Dataset records:

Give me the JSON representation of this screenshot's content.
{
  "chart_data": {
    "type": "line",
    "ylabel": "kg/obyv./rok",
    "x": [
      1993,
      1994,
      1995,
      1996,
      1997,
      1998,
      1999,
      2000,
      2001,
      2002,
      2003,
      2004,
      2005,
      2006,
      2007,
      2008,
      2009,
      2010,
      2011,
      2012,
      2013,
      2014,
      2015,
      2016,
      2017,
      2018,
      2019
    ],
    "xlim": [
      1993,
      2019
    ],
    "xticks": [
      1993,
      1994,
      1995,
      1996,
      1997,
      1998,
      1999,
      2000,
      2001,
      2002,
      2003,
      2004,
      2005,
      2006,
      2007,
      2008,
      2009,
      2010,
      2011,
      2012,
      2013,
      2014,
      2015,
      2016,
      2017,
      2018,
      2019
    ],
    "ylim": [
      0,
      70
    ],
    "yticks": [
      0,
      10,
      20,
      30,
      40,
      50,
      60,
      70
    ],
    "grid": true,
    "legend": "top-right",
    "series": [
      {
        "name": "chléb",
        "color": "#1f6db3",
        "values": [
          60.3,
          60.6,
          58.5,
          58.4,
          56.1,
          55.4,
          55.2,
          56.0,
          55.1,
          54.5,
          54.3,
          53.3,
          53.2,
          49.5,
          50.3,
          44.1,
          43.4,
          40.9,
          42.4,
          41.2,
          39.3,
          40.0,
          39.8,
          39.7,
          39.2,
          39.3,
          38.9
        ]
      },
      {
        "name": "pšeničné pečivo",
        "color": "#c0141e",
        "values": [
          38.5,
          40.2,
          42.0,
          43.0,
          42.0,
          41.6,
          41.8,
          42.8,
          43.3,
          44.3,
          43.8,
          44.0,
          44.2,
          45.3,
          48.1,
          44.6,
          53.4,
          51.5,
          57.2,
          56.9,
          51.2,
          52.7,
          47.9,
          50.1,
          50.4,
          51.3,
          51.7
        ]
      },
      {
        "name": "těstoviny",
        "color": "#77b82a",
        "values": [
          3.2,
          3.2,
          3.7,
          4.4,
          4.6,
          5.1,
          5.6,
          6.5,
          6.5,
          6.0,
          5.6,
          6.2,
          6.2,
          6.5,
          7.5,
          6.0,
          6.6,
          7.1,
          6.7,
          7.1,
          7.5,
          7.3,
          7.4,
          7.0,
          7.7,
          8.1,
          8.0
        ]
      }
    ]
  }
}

Written task: Would you reproduce all the entries exactly?

Exercise answer:
Give me the JSON representation of this screenshot's content.
{
  "chart_data": {
    "type": "line",
    "ylabel": "kg/obyv./rok",
    "x": [
      1993,
      1994,
      1995,
      1996,
      1997,
      1998,
      1999,
      2000,
      2001,
      2002,
      2003,
      2004,
      2005,
      2006,
      2007,
      2008,
      2009,
      2010,
      2011,
      2012,
      2013,
      2014,
      2015,
      2016,
      2017,
      2018,
      2019
    ],
    "xlim": [
      1993,
      2019
    ],
    "xticks": [
      1993,
      1994,
      1995,
      1996,
      1997,
      1998,
      1999,
      2000,
      2001,
      2002,
      2003,
      2004,
      2005,
      2006,
      2007,
      2008,
      2009,
      2010,
      2011,
      2012,
      2013,
      2014,
      2015,
      2016,
      2017,
      2018,
      2019
    ],
    "ylim": [
      0,
      70
    ],
    "yticks": [
      0,
      10,
      20,
      30,
      40,
      50,
      60,
      70
    ],
    "grid": true,
    "legend": "top-right",
    "series": [
      {
        "name": "chléb",
        "color": "#1f6db3",
        "values": [
          60.3,
          60.6,
          58.5,
          58.4,
          56.1,
          55.4,
          55.2,
          56.0,
          55.1,
          54.5,
          54.3,
          53.3,
          53.2,
          49.5,
          50.3,
          44.1,
          43.4,
          40.9,
          42.4,
          41.2,
          39.3,
          40.0,
          39.8,
          39.7,
          39.2,
          39.3,
          38.9
        ]
      },
      {
        "name": "pšeničné pečivo",
        "color": "#c0141e",
        "values": [
          38.5,
          40.2,
          42.0,
          43.0,
          42.0,
          41.6,
          41.8,
          42.8,
          43.3,
          44.3,
          43.8,
          44.0,
          44.2,
          45.3,
          48.1,
          44.6,
          53.4,
          51.5,
          57.2,
          56.9,
          51.2,
          52.7,
          47.9,
          50.1,
          50.4,
          51.3,
          51.7
        ]
      },
      {
        "name": "těstoviny",
        "color": "#77b82a",
        "values": [
          3.2,
          3.2,
          3.7,
          4.4,
          4.6,
          5.1,
          5.6,
          6.5,
          6.5,
          6.0,
          5.6,
          6.2,
          6.2,
          6.5,
          7.5,
          6.0,
          6.6,
          7.1,
          6.7,
          7.1,
          7.5,
          7.3,
          7.4,
          7.0,
          7.7,
          8.1,
          8.0
        ]
      }
    ]
  }
}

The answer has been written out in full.